** BEGIN Data for this task **
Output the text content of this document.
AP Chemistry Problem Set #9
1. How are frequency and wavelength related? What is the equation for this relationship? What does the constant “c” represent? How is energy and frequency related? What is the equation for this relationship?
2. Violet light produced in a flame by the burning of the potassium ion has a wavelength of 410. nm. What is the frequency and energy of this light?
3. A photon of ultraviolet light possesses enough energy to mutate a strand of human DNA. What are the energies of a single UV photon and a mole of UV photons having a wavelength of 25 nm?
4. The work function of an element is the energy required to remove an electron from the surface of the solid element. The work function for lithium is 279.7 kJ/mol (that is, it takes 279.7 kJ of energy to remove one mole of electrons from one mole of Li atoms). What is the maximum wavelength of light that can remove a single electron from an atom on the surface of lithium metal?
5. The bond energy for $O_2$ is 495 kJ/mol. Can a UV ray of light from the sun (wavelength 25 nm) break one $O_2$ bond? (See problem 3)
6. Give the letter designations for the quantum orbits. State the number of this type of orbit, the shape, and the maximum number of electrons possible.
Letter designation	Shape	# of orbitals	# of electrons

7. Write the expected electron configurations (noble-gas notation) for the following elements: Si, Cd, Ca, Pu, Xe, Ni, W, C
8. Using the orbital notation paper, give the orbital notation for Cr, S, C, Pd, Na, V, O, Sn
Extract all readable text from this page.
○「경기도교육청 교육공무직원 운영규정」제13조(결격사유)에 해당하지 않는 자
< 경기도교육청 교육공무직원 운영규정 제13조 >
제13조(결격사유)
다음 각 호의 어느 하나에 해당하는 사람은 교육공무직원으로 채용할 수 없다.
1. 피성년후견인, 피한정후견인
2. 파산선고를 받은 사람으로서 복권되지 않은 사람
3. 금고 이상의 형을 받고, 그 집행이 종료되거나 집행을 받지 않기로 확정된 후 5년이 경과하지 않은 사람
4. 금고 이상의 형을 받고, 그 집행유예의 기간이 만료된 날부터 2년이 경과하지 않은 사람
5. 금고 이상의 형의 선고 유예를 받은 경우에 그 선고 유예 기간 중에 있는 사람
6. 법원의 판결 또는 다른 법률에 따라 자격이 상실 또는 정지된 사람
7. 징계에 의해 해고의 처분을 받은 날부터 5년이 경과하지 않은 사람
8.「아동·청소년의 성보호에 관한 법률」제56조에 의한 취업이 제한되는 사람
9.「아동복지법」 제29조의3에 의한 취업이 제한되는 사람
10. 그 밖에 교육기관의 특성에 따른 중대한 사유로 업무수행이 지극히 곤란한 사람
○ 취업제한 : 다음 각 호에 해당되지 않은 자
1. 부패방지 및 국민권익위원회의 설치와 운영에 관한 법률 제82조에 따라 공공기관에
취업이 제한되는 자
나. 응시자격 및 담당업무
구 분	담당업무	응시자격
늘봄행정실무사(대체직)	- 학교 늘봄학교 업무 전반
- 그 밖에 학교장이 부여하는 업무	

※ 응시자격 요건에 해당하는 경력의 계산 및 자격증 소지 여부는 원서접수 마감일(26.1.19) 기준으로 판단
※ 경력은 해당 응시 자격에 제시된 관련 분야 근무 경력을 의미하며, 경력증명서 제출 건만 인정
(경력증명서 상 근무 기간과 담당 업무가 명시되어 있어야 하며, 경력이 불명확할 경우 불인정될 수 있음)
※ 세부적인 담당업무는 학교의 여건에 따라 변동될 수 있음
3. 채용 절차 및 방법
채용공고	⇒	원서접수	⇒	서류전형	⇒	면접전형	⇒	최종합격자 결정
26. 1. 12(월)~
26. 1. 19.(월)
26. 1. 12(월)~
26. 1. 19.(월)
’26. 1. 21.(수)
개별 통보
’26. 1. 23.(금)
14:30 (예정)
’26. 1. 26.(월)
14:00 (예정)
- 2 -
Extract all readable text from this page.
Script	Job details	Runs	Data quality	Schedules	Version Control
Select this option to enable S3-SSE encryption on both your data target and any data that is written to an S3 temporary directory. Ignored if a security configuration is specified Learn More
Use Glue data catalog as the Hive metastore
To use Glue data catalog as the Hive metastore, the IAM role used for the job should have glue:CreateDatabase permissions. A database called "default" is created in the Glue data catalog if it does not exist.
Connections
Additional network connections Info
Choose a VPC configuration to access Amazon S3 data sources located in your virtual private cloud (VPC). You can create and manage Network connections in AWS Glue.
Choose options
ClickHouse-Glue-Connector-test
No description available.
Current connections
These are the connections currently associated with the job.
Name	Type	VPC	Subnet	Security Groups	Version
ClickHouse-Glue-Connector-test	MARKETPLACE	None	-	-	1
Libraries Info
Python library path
** END Data for this task **
Problem details>
Copy out each line above, character for character.

Exercise response>
Output the text content of this document.
AP Chemistry Problem Set #9
1. How are frequency and wavelength related? What is the equation for this relationship? What does the constant “c” represent? How is energy and frequency related? What is the equation for this relationship?
2. Violet light produced in a flame by the burning of the potassium ion has a wavelength of 410. nm. What is the frequency and energy of this light?
3. A photon of ultraviolet light possesses enough energy to mutate a strand of human DNA. What are the energies of a single UV photon and a mole of UV photons having a wavelength of 25 nm?
4. The work function of an element is the energy required to remove an electron from the surface of the solid element. The work function for lithium is 279.7 kJ/mol (that is, it takes 279.7 kJ of energy to remove one mole of electrons from one mole of Li atoms). What is the maximum wavelength of light that can remove a single electron from an atom on the surface of lithium metal?
5. The bond energy for $O_2$ is 495 kJ/mol. Can a UV ray of light from the sun (wavelength 25 nm) break one $O_2$ bond? (See problem 3)
6. Give the letter designations for the quantum orbits. State the number of this type of orbit, the shape, and the maximum number of electrons possible.
Letter designation	Shape	# of orbitals	# of electrons

7. Write the expected electron configurations (noble-gas notation) for the following elements: Si, Cd, Ca, Pu, Xe, Ni, W, C
8. Using the orbital notation paper, give the orbital notation for Cr, S, C, Pd, Na, V, O, Sn
Extract all readable text from this page.
○「경기도교육청 교육공무직원 운영규정」제13조(결격사유)에 해당하지 않는 자
< 경기도교육청 교육공무직원 운영규정 제13조 >
제13조(결격사유)
다음 각 호의 어느 하나에 해당하는 사람은 교육공무직원으로 채용할 수 없다.
1. 피성년후견인, 피한정후견인
2. 파산선고를 받은 사람으로서 복권되지 않은 사람
3. 금고 이상의 형을 받고, 그 집행이 종료되거나 집행을 받지 않기로 확정된 후 5년이 경과하지 않은 사람
4. 금고 이상의 형을 받고, 그 집행유예의 기간이 만료된 날부터 2년이 경과하지 않은 사람
5. 금고 이상의 형의 선고 유예를 받은 경우에 그 선고 유예 기간 중에 있는 사람
6. 법원의 판결 또는 다른 법률에 따라 자격이 상실 또는 정지된 사람
7. 징계에 의해 해고의 처분을 받은 날부터 5년이 경과하지 않은 사람
8.「아동·청소년의 성보호에 관한 법률」제56조에 의한 취업이 제한되는 사람
9.「아동복지법」 제29조의3에 의한 취업이 제한되는 사람
10. 그 밖에 교육기관의 특성에 따른 중대한 사유로 업무수행이 지극히 곤란한 사람
○ 취업제한 : 다음 각 호에 해당되지 않은 자
1. 부패방지 및 국민권익위원회의 설치와 운영에 관한 법률 제82조에 따라 공공기관에
취업이 제한되는 자
나. 응시자격 및 담당업무
구 분	담당업무	응시자격
늘봄행정실무사(대체직)	- 학교 늘봄학교 업무 전반
- 그 밖에 학교장이 부여하는 업무	

※ 응시자격 요건에 해당하는 경력의 계산 및 자격증 소지 여부는 원서접수 마감일(26.1.19) 기준으로 판단
※ 경력은 해당 응시 자격에 제시된 관련 분야 근무 경력을 의미하며, 경력증명서 제출 건만 인정
(경력증명서 상 근무 기간과 담당 업무가 명시되어 있어야 하며, 경력이 불명확할 경우 불인정될 수 있음)
※ 세부적인 담당업무는 학교의 여건에 따라 변동될 수 있음
3. 채용 절차 및 방법
채용공고	⇒	원서접수	⇒	서류전형	⇒	면접전형	⇒	최종합격자 결정
26. 1. 12(월)~
26. 1. 19.(월)
26. 1. 12(월)~
26. 1. 19.(월)
’26. 1. 21.(수)
개별 통보
’26. 1. 23.(금)
14:30 (예정)
’26. 1. 26.(월)
14:00 (예정)
- 2 -
Extract all readable text from this page.
Script	Job details	Runs	Data quality	Schedules	Version Control
Select this option to enable S3-SSE encryption on both your data target and any data that is written to an S3 temporary directory. Ignored if a security configuration is specified Learn More
Use Glue data catalog as the Hive metastore
To use Glue data catalog as the Hive metastore, the IAM role used for the job should have glue:CreateDatabase permissions. A database called "default" is created in the Glue data catalog if it does not exist.
Connections
Additional network connections Info
Choose a VPC configuration to access Amazon S3 data sources located in your virtual private cloud (VPC). You can create and manage Network connections in AWS Glue.
Choose options
ClickHouse-Glue-Connector-test
No description available.
Current connections
These are the connections currently associated with the job.
Name	Type	VPC	Subnet	Security Groups	Version
ClickHouse-Glue-Connector-test	MARKETPLACE	None	-	-	1
Libraries Info
Python library path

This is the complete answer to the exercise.